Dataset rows
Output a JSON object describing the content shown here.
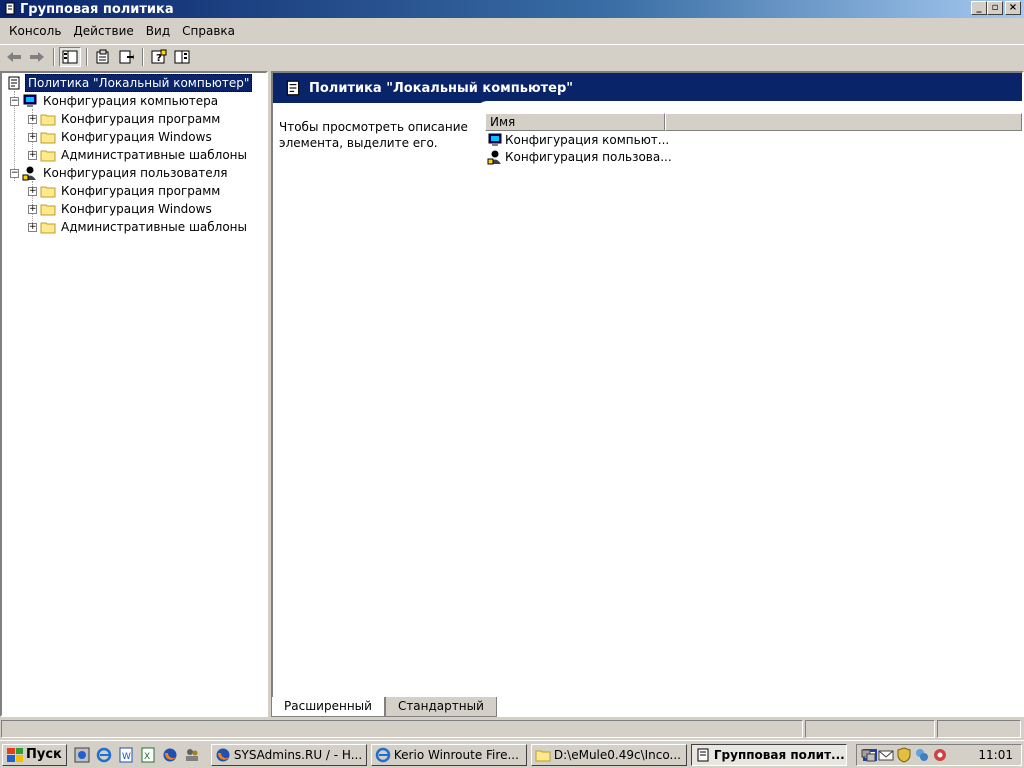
{
  "window": {
    "title": "Групповая политика",
    "icon": "scroll-icon",
    "controls": [
      "_",
      "▫",
      "×"
    ]
  },
  "menubar": {
    "items": [
      "Консоль",
      "Действие",
      "Вид",
      "Справка"
    ]
  },
  "toolbar": {
    "buttons": [
      "back-icon",
      "forward-icon",
      "show-hide-tree-icon",
      "properties-icon",
      "export-list-icon",
      "help-icon",
      "view-icon"
    ]
  },
  "tree": {
    "root": "Политика \"Локальный компьютер\"",
    "computer_config": "Конфигурация компьютера",
    "user_config": "Конфигурация пользователя",
    "software_settings": "Конфигурация программ",
    "windows_settings": "Конфигурация Windows",
    "admin_templates": "Административные шаблоны"
  },
  "details": {
    "header_title": "Политика \"Локальный компьютер\"",
    "description": "Чтобы просмотреть описание элемента, выделите его.",
    "column_name": "Имя",
    "rows": [
      "Конфигурация компьют...",
      "Конфигурация пользова..."
    ]
  },
  "tabs": [
    "Расширенный",
    "Стандартный"
  ],
  "taskbar": {
    "start_label": "Пуск",
    "tasks": [
      "SYSAdmins.RU / - H...",
      "Kerio Winroute Fire...",
      "D:\\eMule0.49c\\Inco...",
      "Групповая полит..."
    ],
    "clock": "11:01"
  },
  "colors": {
    "header_band": "#0a246a",
    "title_gradient_start": "#0a246a",
    "title_gradient_end": "#a6caf0"
  }
}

* STATED PROBLEM
Pictures in the records must not appear in the copy; transcribe everything else precisely.

* FINISHED ANSWER
Output a JSON object describing the content shown here.
{
  "window": {
    "title": "Групповая политика",
    "icon": "scroll-icon",
    "controls": [
      "_",
      "▫",
      "×"
    ]
  },
  "menubar": {
    "items": [
      "Консоль",
      "Действие",
      "Вид",
      "Справка"
    ]
  },
  "toolbar": {
    "buttons": [
      "back-icon",
      "forward-icon",
      "show-hide-tree-icon",
      "properties-icon",
      "export-list-icon",
      "help-icon",
      "view-icon"
    ]
  },
  "tree": {
    "root": "Политика \"Локальный компьютер\"",
    "computer_config": "Конфигурация компьютера",
    "user_config": "Конфигурация пользователя",
    "software_settings": "Конфигурация программ",
    "windows_settings": "Конфигурация Windows",
    "admin_templates": "Административные шаблоны"
  },
  "details": {
    "header_title": "Политика \"Локальный компьютер\"",
    "description": "Чтобы просмотреть описание элемента, выделите его.",
    "column_name": "Имя",
    "rows": [
      "Конфигурация компьют...",
      "Конфигурация пользова..."
    ]
  },
  "tabs": [
    "Расширенный",
    "Стандартный"
  ],
  "taskbar": {
    "start_label": "Пуск",
    "tasks": [
      "SYSAdmins.RU / - H...",
      "Kerio Winroute Fire...",
      "D:\\eMule0.49c\\Inco...",
      "Групповая полит..."
    ],
    "clock": "11:01"
  },
  "colors": {
    "header_band": "#0a246a",
    "title_gradient_start": "#0a246a",
    "title_gradient_end": "#a6caf0"
  }
}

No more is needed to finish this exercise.